((
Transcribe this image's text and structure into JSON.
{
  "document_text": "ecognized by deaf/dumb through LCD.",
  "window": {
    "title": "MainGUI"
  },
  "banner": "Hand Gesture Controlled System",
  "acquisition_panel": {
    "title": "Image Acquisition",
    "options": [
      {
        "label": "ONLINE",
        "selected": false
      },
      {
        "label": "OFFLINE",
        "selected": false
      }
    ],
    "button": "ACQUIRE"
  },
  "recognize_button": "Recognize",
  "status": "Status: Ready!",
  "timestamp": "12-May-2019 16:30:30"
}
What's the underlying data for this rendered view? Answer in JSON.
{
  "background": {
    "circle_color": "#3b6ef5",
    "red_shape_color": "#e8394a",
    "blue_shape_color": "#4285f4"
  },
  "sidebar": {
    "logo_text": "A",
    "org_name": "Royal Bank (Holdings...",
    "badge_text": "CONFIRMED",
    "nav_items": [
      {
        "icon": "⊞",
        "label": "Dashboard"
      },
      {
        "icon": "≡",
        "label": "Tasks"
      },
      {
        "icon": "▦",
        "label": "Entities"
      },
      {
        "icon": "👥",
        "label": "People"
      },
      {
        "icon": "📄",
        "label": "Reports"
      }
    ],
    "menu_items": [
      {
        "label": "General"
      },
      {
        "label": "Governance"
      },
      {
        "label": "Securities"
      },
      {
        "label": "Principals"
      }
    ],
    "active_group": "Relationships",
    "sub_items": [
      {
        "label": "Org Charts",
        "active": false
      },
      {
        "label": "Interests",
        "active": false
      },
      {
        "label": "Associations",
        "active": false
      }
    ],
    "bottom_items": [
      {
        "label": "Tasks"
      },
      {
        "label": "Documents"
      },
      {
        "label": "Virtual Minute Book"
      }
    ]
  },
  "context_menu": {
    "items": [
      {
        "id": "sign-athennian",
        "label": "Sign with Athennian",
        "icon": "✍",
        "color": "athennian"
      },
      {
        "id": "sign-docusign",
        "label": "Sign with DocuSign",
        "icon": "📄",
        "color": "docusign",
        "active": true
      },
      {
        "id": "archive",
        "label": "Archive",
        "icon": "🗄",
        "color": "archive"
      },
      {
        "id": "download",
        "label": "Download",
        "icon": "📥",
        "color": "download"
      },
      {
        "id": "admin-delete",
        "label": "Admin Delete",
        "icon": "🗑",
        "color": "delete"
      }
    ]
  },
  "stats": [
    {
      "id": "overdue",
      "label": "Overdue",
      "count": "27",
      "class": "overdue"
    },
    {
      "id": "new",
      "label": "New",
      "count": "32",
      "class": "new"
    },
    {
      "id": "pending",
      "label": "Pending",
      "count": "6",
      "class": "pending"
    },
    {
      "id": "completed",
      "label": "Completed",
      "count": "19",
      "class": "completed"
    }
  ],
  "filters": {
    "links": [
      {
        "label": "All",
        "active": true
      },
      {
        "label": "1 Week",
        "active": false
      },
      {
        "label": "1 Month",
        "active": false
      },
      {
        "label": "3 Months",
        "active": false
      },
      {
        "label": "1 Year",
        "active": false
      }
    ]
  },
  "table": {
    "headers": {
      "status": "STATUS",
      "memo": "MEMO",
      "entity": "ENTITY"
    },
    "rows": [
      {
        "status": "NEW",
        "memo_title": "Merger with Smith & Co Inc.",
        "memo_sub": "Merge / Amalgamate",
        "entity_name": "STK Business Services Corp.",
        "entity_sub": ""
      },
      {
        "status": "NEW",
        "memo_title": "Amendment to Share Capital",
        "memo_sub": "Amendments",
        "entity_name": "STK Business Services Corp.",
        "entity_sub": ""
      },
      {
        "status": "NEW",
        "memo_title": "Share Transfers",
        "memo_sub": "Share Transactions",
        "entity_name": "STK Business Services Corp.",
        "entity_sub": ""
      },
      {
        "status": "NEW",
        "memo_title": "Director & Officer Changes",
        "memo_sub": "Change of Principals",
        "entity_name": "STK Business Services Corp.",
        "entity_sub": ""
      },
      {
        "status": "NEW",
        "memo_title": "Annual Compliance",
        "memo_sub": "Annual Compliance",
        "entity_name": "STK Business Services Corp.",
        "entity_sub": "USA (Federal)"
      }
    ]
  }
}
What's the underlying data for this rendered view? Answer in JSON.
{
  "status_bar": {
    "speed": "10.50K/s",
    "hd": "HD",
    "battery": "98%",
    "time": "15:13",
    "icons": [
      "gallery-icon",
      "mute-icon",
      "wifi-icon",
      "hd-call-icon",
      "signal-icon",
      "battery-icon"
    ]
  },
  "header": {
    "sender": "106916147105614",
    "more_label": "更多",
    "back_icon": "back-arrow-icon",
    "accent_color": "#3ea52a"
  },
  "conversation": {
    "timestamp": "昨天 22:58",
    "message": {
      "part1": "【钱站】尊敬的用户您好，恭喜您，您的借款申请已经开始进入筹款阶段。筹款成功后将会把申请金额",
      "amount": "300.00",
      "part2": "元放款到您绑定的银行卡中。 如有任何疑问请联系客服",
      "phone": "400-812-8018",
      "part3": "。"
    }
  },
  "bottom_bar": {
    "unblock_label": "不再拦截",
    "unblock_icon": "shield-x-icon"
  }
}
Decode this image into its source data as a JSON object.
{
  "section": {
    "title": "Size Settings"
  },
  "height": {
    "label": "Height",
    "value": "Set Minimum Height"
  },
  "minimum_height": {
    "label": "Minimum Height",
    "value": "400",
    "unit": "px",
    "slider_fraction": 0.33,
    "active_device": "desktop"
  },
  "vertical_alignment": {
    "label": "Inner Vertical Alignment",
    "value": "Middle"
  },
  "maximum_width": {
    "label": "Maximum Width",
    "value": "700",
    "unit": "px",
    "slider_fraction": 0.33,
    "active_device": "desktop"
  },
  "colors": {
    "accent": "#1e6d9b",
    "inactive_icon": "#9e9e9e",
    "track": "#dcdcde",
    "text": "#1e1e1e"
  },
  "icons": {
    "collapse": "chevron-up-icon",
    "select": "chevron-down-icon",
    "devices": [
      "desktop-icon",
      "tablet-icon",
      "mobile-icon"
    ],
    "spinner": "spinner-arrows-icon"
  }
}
))
What is being asked: Faithfully reproduce all of the records, character for character.

Output of the exercise:
Transcribe this image's text and structure into JSON.
{
  "document_text": "ecognized by deaf/dumb through LCD.",
  "window": {
    "title": "MainGUI"
  },
  "banner": "Hand Gesture Controlled System",
  "acquisition_panel": {
    "title": "Image Acquisition",
    "options": [
      {
        "label": "ONLINE",
        "selected": false
      },
      {
        "label": "OFFLINE",
        "selected": false
      }
    ],
    "button": "ACQUIRE"
  },
  "recognize_button": "Recognize",
  "status": "Status: Ready!",
  "timestamp": "12-May-2019 16:30:30"
}
What's the underlying data for this rendered view? Answer in JSON.
{
  "background": {
    "circle_color": "#3b6ef5",
    "red_shape_color": "#e8394a",
    "blue_shape_color": "#4285f4"
  },
  "sidebar": {
    "logo_text": "A",
    "org_name": "Royal Bank (Holdings...",
    "badge_text": "CONFIRMED",
    "nav_items": [
      {
        "icon": "⊞",
        "label": "Dashboard"
      },
      {
        "icon": "≡",
        "label": "Tasks"
      },
      {
        "icon": "▦",
        "label": "Entities"
      },
      {
        "icon": "👥",
        "label": "People"
      },
      {
        "icon": "📄",
        "label": "Reports"
      }
    ],
    "menu_items": [
      {
        "label": "General"
      },
      {
        "label": "Governance"
      },
      {
        "label": "Securities"
      },
      {
        "label": "Principals"
      }
    ],
    "active_group": "Relationships",
    "sub_items": [
      {
        "label": "Org Charts",
        "active": false
      },
      {
        "label": "Interests",
        "active": false
      },
      {
        "label": "Associations",
        "active": false
      }
    ],
    "bottom_items": [
      {
        "label": "Tasks"
      },
      {
        "label": "Documents"
      },
      {
        "label": "Virtual Minute Book"
      }
    ]
  },
  "context_menu": {
    "items": [
      {
        "id": "sign-athennian",
        "label": "Sign with Athennian",
        "icon": "✍",
        "color": "athennian"
      },
      {
        "id": "sign-docusign",
        "label": "Sign with DocuSign",
        "icon": "📄",
        "color": "docusign",
        "active": true
      },
      {
        "id": "archive",
        "label": "Archive",
        "icon": "🗄",
        "color": "archive"
      },
      {
        "id": "download",
        "label": "Download",
        "icon": "📥",
        "color": "download"
      },
      {
        "id": "admin-delete",
        "label": "Admin Delete",
        "icon": "🗑",
        "color": "delete"
      }
    ]
  },
  "stats": [
    {
      "id": "overdue",
      "label": "Overdue",
      "count": "27",
      "class": "overdue"
    },
    {
      "id": "new",
      "label": "New",
      "count": "32",
      "class": "new"
    },
    {
      "id": "pending",
      "label": "Pending",
      "count": "6",
      "class": "pending"
    },
    {
      "id": "completed",
      "label": "Completed",
      "count": "19",
      "class": "completed"
    }
  ],
  "filters": {
    "links": [
      {
        "label": "All",
        "active": true
      },
      {
        "label": "1 Week",
        "active": false
      },
      {
        "label": "1 Month",
        "active": false
      },
      {
        "label": "3 Months",
        "active": false
      },
      {
        "label": "1 Year",
        "active": false
      }
    ]
  },
  "table": {
    "headers": {
      "status": "STATUS",
      "memo": "MEMO",
      "entity": "ENTITY"
    },
    "rows": [
      {
        "status": "NEW",
        "memo_title": "Merger with Smith & Co Inc.",
        "memo_sub": "Merge / Amalgamate",
        "entity_name": "STK Business Services Corp.",
        "entity_sub": ""
      },
      {
        "status": "NEW",
        "memo_title": "Amendment to Share Capital",
        "memo_sub": "Amendments",
        "entity_name": "STK Business Services Corp.",
        "entity_sub": ""
      },
      {
        "status": "NEW",
        "memo_title": "Share Transfers",
        "memo_sub": "Share Transactions",
        "entity_name": "STK Business Services Corp.",
        "entity_sub": ""
      },
      {
        "status": "NEW",
        "memo_title": "Director & Officer Changes",
        "memo_sub": "Change of Principals",
        "entity_name": "STK Business Services Corp.",
        "entity_sub": ""
      },
      {
        "status": "NEW",
        "memo_title": "Annual Compliance",
        "memo_sub": "Annual Compliance",
        "entity_name": "STK Business Services Corp.",
        "entity_sub": "USA (Federal)"
      }
    ]
  }
}
What's the underlying data for this rendered view? Answer in JSON.
{
  "status_bar": {
    "speed": "10.50K/s",
    "hd": "HD",
    "battery": "98%",
    "time": "15:13",
    "icons": [
      "gallery-icon",
      "mute-icon",
      "wifi-icon",
      "hd-call-icon",
      "signal-icon",
      "battery-icon"
    ]
  },
  "header": {
    "sender": "106916147105614",
    "more_label": "更多",
    "back_icon": "back-arrow-icon",
    "accent_color": "#3ea52a"
  },
  "conversation": {
    "timestamp": "昨天 22:58",
    "message": {
      "part1": "【钱站】尊敬的用户您好，恭喜您，您的借款申请已经开始进入筹款阶段。筹款成功后将会把申请金额",
      "amount": "300.00",
      "part2": "元放款到您绑定的银行卡中。 如有任何疑问请联系客服",
      "phone": "400-812-8018",
      "part3": "。"
    }
  },
  "bottom_bar": {
    "unblock_label": "不再拦截",
    "unblock_icon": "shield-x-icon"
  }
}
Decode this image into its source data as a JSON object.
{
  "section": {
    "title": "Size Settings"
  },
  "height": {
    "label": "Height",
    "value": "Set Minimum Height"
  },
  "minimum_height": {
    "label": "Minimum Height",
    "value": "400",
    "unit": "px",
    "slider_fraction": 0.33,
    "active_device": "desktop"
  },
  "vertical_alignment": {
    "label": "Inner Vertical Alignment",
    "value": "Middle"
  },
  "maximum_width": {
    "label": "Maximum Width",
    "value": "700",
    "unit": "px",
    "slider_fraction": 0.33,
    "active_device": "desktop"
  },
  "colors": {
    "accent": "#1e6d9b",
    "inactive_icon": "#9e9e9e",
    "track": "#dcdcde",
    "text": "#1e1e1e"
  },
  "icons": {
    "collapse": "chevron-up-icon",
    "select": "chevron-down-icon",
    "devices": [
      "desktop-icon",
      "tablet-icon",
      "mobile-icon"
    ],
    "spinner": "spinner-arrows-icon"
  }
}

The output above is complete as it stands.